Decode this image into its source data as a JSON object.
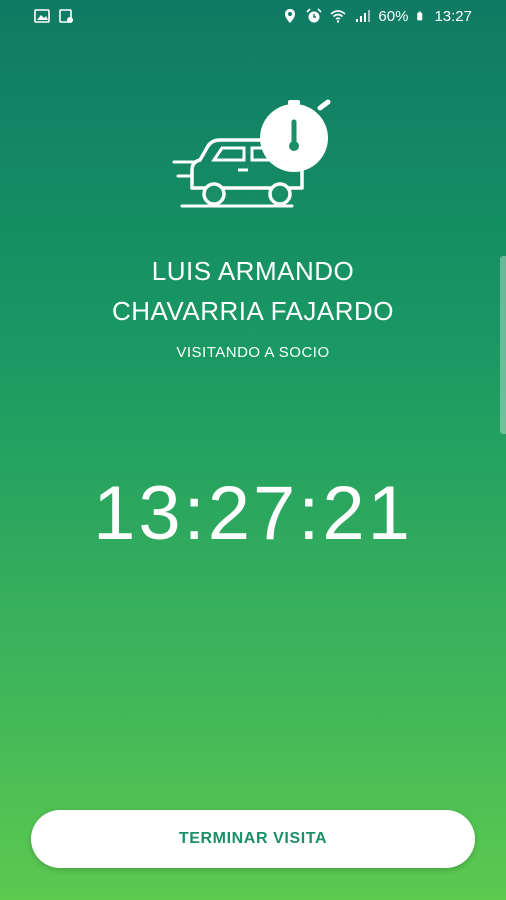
{
  "status_bar": {
    "battery_percent": "60%",
    "time": "13:27",
    "icons": [
      "gallery-icon",
      "screenshot-icon",
      "location-icon",
      "alarm-icon",
      "wifi-icon",
      "signal-icon",
      "battery-icon"
    ]
  },
  "visitor": {
    "name_line1": "LUIS ARMANDO",
    "name_line2": "CHAVARRIA FAJARDO",
    "status": "VISITANDO A SOCIO"
  },
  "timer": {
    "value": "13:27:21"
  },
  "actions": {
    "end_visit_label": "TERMINAR VISITA"
  },
  "colors": {
    "gradient_top": "#0f7a64",
    "gradient_bottom": "#5cc94f",
    "button_text": "#1b8f6a",
    "icon_badge": "#ffffff"
  },
  "hero_icon": "car-with-stopwatch-icon"
}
----------
» Task details: Reproduce the full listing faithfully, but do not carry over any pictures.

» Expected output:
Decode this image into its source data as a JSON object.
{
  "status_bar": {
    "battery_percent": "60%",
    "time": "13:27",
    "icons": [
      "gallery-icon",
      "screenshot-icon",
      "location-icon",
      "alarm-icon",
      "wifi-icon",
      "signal-icon",
      "battery-icon"
    ]
  },
  "visitor": {
    "name_line1": "LUIS ARMANDO",
    "name_line2": "CHAVARRIA FAJARDO",
    "status": "VISITANDO A SOCIO"
  },
  "timer": {
    "value": "13:27:21"
  },
  "actions": {
    "end_visit_label": "TERMINAR VISITA"
  },
  "colors": {
    "gradient_top": "#0f7a64",
    "gradient_bottom": "#5cc94f",
    "button_text": "#1b8f6a",
    "icon_badge": "#ffffff"
  },
  "hero_icon": "car-with-stopwatch-icon"
}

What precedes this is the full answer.